Written exercise>
Repeat the material verbatim and drop the pictures.

[Extracted records]
►

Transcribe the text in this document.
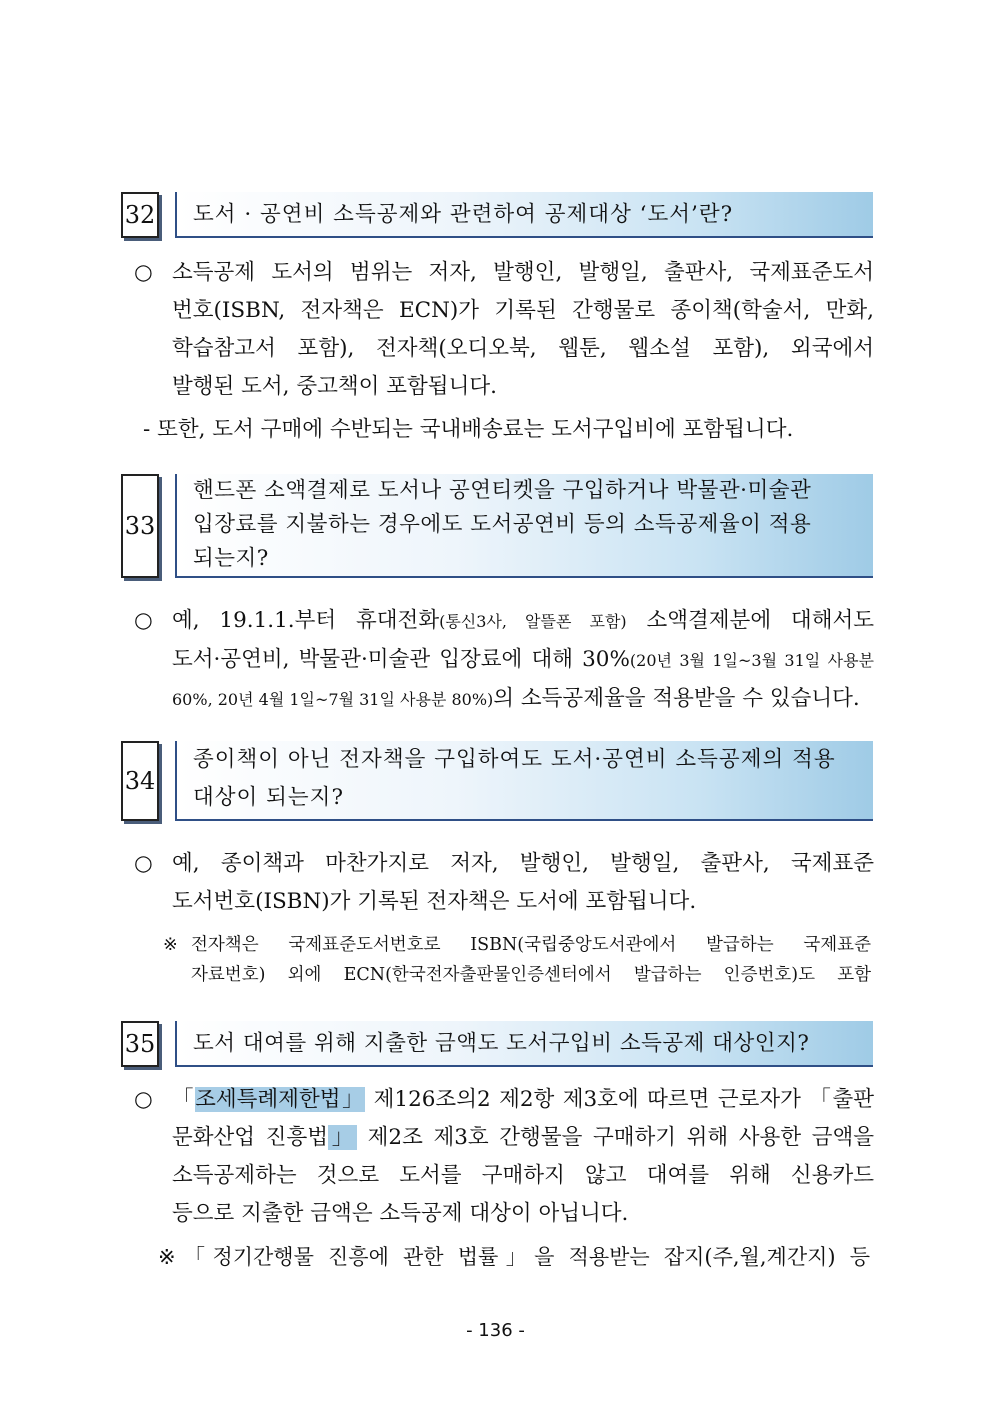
32 도서 · 공연비 소득공제와 관련하여 공제대상 ‘도서’란?
○ 소득공제 도서의 범위는 저자, 발행인, 발행일, 출판사, 국제표준도서
번호(ISBN, 전자책은 ECN)가 기록된 간행물로 종이책(학술서, 만화,
학습참고서 포함), 전자책(오디오북, 웹툰, 웹소설 포함), 외국에서
발행된 도서, 중고책이 포함됩니다.
- 또한, 도서 구매에 수반되는 국내배송료는 도서구입비에 포함됩니다.
33
핸드폰 소액결제로 도서나 공연티켓을 구입하거나 박물관·미술관
입장료를 지불하는 경우에도 도서공연비 등의 소득공제율이 적용
되는지?
○ 예, 19.1.1.부터 휴대전화(통신3사, 알뜰폰 포함) 소액결제분에 대해서도
도서·공연비, 박물관·미술관 입장료에 대해 30%(20년 3월 1일~3월 31일 사용분
60%, 20년 4월 1일~7월 31일 사용분 80%)의 소득공제율을 적용받을 수 있습니다.
34
종이책이 아닌 전자책을 구입하여도 도서·공연비 소득공제의 적용
대상이 되는지?
○ 예, 종이책과 마찬가지로 저자, 발행인, 발행일, 출판사, 국제표준
도서번호(ISBN)가 기록된 전자책은 도서에 포함됩니다.
※ 전자책은 국제표준도서번호로 ISBN(국립중앙도서관에서 발급하는 국제표준
자료번호) 외에 ECN(한국전자출판물인증센터에서 발급하는 인증번호)도 포함
35 도서 대여를 위해 지출한 금액도 도서구입비 소득공제 대상인지?
○ 「조세특례제한법」 제126조의2 제2항 제3호에 따르면 근로자가 「출판
문화산업 진흥법」 제2조 제3호 간행물을 구매하기 위해 사용한 금액을
소득공제하는 것으로 도서를 구매하지 않고 대여를 위해 신용카드
등으로 지출한 금액은 소득공제 대상이 아닙니다.
※ 「정기간행물 진흥에 관한 법률」을 적용받는 잡지(주,월,계간지) 등
- 136 -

◄

Answer in full>
Transcribe the text in this document.
32 도서 · 공연비 소득공제와 관련하여 공제대상 ‘도서’란?
○ 소득공제 도서의 범위는 저자, 발행인, 발행일, 출판사, 국제표준도서
번호(ISBN, 전자책은 ECN)가 기록된 간행물로 종이책(학술서, 만화,
학습참고서 포함), 전자책(오디오북, 웹툰, 웹소설 포함), 외국에서
발행된 도서, 중고책이 포함됩니다.
- 또한, 도서 구매에 수반되는 국내배송료는 도서구입비에 포함됩니다.
33
핸드폰 소액결제로 도서나 공연티켓을 구입하거나 박물관·미술관
입장료를 지불하는 경우에도 도서공연비 등의 소득공제율이 적용
되는지?
○ 예, 19.1.1.부터 휴대전화(통신3사, 알뜰폰 포함) 소액결제분에 대해서도
도서·공연비, 박물관·미술관 입장료에 대해 30%(20년 3월 1일~3월 31일 사용분
60%, 20년 4월 1일~7월 31일 사용분 80%)의 소득공제율을 적용받을 수 있습니다.
34
종이책이 아닌 전자책을 구입하여도 도서·공연비 소득공제의 적용
대상이 되는지?
○ 예, 종이책과 마찬가지로 저자, 발행인, 발행일, 출판사, 국제표준
도서번호(ISBN)가 기록된 전자책은 도서에 포함됩니다.
※ 전자책은 국제표준도서번호로 ISBN(국립중앙도서관에서 발급하는 국제표준
자료번호) 외에 ECN(한국전자출판물인증센터에서 발급하는 인증번호)도 포함
35 도서 대여를 위해 지출한 금액도 도서구입비 소득공제 대상인지?
○ 「조세특례제한법」 제126조의2 제2항 제3호에 따르면 근로자가 「출판
문화산업 진흥법」 제2조 제3호 간행물을 구매하기 위해 사용한 금액을
소득공제하는 것으로 도서를 구매하지 않고 대여를 위해 신용카드
등으로 지출한 금액은 소득공제 대상이 아닙니다.
※ 「정기간행물 진흥에 관한 법률」을 적용받는 잡지(주,월,계간지) 등
- 136 -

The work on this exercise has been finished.